### DATA EXCERPTS:
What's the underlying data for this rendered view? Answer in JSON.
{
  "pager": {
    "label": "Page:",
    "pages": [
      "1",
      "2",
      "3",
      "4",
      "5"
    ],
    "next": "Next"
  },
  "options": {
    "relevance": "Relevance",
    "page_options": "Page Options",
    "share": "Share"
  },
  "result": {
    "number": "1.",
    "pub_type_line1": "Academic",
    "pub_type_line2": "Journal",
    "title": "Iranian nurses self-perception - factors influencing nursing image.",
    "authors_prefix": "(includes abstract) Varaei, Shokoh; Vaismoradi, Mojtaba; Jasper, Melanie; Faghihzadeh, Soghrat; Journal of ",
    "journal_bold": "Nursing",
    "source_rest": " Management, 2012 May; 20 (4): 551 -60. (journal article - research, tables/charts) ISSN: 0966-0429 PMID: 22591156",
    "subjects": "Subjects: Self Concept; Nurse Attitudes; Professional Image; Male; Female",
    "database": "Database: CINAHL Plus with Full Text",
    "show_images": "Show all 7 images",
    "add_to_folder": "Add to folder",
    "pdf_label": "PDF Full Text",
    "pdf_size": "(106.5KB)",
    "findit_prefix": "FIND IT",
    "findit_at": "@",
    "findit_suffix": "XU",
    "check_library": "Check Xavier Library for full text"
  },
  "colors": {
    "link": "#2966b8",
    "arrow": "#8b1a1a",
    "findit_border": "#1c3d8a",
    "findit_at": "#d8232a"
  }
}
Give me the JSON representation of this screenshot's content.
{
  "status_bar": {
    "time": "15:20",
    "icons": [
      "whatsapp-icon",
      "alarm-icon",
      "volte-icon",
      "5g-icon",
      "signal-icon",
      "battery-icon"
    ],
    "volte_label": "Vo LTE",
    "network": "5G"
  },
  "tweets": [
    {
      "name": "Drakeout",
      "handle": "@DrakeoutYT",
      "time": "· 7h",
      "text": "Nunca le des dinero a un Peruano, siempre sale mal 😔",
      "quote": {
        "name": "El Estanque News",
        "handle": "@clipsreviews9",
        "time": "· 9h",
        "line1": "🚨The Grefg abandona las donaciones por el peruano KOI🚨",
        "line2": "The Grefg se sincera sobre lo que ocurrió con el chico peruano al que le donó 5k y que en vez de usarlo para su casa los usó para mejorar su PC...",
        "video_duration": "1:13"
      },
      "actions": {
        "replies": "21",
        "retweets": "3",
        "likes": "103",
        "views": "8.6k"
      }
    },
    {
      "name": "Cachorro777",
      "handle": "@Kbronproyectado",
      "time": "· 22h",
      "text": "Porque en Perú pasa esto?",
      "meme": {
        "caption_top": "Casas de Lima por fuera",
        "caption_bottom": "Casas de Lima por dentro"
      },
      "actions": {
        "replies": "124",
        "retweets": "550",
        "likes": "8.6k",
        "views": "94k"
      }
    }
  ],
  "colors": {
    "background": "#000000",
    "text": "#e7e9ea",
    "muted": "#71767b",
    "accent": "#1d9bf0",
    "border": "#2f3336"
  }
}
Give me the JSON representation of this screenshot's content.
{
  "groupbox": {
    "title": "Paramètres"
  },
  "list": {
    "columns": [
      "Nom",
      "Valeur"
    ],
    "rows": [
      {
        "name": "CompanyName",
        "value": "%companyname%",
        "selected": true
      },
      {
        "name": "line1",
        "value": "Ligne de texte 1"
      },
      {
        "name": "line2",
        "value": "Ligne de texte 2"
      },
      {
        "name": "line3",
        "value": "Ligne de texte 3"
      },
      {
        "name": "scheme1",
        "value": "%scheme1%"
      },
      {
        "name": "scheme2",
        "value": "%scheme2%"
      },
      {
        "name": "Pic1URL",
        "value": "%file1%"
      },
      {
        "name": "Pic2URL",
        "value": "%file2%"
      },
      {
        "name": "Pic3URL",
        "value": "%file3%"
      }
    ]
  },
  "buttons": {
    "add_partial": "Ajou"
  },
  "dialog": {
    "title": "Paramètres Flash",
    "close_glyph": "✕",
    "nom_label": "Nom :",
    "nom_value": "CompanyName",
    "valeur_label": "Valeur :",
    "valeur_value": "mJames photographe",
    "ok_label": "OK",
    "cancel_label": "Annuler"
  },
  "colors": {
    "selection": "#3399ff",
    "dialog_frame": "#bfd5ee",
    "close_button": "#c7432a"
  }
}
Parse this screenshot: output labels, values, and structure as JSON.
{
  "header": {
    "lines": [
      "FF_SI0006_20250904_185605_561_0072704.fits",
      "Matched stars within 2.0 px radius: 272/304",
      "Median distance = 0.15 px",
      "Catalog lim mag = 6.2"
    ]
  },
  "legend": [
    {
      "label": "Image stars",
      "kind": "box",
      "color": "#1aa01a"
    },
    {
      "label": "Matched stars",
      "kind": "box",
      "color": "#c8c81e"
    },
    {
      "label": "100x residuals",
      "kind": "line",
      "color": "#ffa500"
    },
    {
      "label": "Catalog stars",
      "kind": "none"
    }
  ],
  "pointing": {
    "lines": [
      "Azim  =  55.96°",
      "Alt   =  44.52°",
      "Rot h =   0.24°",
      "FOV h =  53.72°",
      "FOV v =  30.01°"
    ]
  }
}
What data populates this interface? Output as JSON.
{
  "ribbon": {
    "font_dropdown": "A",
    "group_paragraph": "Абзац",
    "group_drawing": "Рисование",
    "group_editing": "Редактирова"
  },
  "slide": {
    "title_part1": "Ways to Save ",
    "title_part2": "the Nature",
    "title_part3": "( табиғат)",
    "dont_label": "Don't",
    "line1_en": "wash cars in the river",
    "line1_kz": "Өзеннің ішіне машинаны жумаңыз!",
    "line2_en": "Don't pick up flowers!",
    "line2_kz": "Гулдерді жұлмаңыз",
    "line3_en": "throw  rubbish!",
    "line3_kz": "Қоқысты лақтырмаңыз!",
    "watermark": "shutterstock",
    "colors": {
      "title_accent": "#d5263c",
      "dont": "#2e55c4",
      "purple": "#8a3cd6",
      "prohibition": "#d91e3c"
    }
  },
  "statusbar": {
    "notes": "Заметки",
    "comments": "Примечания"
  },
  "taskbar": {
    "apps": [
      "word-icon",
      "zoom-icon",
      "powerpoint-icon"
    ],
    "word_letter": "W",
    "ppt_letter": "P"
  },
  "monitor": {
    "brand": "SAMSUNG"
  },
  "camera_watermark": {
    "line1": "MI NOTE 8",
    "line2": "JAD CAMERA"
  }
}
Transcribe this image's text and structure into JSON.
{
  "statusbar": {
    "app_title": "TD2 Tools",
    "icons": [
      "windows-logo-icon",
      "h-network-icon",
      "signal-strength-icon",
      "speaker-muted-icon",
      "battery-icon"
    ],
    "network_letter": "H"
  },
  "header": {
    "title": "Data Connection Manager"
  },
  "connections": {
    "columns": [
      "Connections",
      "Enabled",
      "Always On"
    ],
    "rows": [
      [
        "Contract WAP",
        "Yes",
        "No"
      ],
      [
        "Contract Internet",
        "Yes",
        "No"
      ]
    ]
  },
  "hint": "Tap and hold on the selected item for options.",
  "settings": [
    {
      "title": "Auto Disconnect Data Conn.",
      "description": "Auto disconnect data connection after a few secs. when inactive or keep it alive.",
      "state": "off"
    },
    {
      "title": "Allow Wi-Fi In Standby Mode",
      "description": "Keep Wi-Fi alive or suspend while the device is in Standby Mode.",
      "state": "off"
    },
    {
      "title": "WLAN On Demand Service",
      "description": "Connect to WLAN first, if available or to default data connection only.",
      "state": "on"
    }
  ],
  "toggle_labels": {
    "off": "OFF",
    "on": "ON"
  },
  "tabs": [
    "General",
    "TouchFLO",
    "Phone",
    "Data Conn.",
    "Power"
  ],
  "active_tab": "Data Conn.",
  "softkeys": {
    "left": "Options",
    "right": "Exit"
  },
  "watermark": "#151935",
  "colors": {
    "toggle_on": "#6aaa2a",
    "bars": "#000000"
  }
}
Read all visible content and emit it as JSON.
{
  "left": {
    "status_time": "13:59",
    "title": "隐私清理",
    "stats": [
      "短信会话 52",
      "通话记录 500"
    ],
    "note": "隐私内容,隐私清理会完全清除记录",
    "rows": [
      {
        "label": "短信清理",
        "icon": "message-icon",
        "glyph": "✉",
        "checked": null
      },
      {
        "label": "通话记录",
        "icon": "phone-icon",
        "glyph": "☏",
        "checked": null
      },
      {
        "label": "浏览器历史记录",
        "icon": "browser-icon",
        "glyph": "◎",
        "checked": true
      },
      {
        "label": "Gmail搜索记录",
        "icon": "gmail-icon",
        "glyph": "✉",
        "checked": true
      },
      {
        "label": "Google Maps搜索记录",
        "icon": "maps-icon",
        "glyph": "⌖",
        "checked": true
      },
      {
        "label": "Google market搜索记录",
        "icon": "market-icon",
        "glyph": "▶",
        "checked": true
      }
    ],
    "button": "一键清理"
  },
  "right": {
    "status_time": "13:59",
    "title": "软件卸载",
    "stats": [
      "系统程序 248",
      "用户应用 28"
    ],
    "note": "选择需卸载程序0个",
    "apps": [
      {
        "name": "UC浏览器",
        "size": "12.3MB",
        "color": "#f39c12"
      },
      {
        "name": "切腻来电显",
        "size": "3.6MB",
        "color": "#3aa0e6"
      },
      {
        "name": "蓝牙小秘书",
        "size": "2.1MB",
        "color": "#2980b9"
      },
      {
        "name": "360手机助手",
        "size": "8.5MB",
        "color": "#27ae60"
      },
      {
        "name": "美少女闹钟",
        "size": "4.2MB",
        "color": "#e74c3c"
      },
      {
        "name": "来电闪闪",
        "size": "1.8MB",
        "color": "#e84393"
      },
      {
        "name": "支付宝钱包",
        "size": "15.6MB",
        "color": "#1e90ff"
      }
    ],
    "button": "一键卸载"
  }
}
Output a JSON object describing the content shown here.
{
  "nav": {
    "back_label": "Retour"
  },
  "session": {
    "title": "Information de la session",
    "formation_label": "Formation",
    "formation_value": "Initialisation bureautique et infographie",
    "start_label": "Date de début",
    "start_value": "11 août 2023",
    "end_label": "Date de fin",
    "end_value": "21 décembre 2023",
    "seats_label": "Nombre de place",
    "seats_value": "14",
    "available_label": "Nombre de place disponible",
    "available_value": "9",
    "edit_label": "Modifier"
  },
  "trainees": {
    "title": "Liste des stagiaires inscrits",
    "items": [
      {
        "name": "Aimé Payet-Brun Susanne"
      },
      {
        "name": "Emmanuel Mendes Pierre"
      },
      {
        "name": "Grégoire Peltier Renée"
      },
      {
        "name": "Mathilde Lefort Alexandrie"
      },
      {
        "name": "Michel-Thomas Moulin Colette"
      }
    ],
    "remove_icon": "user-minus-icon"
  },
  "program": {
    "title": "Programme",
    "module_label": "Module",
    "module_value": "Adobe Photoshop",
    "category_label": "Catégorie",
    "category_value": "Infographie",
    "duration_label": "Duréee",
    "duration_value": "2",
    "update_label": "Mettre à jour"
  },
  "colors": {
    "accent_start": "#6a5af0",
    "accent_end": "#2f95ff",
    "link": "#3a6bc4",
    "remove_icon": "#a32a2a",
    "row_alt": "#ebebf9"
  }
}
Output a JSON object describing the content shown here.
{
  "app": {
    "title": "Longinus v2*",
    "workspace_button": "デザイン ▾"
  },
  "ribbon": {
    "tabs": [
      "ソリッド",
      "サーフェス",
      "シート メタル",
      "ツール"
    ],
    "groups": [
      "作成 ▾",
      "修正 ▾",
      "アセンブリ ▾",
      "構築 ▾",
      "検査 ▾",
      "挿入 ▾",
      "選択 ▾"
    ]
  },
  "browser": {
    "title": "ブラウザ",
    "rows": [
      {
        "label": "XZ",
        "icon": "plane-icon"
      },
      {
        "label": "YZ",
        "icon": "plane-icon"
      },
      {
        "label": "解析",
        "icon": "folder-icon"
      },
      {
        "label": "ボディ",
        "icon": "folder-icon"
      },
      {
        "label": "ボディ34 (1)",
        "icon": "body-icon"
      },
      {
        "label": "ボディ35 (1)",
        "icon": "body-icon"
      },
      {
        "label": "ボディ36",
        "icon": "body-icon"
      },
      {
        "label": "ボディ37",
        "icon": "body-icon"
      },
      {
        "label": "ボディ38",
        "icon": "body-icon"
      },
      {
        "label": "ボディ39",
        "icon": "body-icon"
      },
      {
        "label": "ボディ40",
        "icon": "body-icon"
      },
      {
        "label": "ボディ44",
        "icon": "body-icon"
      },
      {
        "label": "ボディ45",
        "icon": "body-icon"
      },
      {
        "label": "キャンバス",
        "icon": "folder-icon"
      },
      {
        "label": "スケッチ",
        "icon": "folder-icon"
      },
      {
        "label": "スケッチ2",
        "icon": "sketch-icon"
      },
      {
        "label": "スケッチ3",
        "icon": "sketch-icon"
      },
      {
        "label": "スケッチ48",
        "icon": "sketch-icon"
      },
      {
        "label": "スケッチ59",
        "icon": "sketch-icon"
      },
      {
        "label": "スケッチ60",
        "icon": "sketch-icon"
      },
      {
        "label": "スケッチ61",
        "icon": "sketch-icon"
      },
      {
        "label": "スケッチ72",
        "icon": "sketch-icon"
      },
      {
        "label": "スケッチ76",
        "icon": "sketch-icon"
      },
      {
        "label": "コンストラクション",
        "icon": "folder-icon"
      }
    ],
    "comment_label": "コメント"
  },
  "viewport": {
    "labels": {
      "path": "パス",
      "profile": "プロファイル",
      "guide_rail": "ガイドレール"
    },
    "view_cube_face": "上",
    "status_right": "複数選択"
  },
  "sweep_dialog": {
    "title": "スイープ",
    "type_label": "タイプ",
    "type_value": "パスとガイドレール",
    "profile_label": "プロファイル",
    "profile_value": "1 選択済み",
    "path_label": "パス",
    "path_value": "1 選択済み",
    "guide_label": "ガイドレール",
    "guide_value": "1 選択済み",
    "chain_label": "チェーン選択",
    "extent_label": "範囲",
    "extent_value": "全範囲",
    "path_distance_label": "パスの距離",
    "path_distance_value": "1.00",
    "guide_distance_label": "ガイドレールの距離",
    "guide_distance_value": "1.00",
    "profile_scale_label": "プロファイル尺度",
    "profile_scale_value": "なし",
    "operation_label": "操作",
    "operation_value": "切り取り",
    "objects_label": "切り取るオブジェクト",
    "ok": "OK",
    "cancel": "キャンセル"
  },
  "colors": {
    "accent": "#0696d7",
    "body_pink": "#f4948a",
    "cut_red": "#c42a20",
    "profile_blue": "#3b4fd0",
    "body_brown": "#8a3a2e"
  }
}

### WHAT YOU SHOULD DO:
Filter the records above for "選択済み" and copy every matching line.

### PROBLEM SOLUTION:
    "profile_value": "1 選択済み",
    "path_value": "1 選択済み",
    "guide_value": "1 選択済み",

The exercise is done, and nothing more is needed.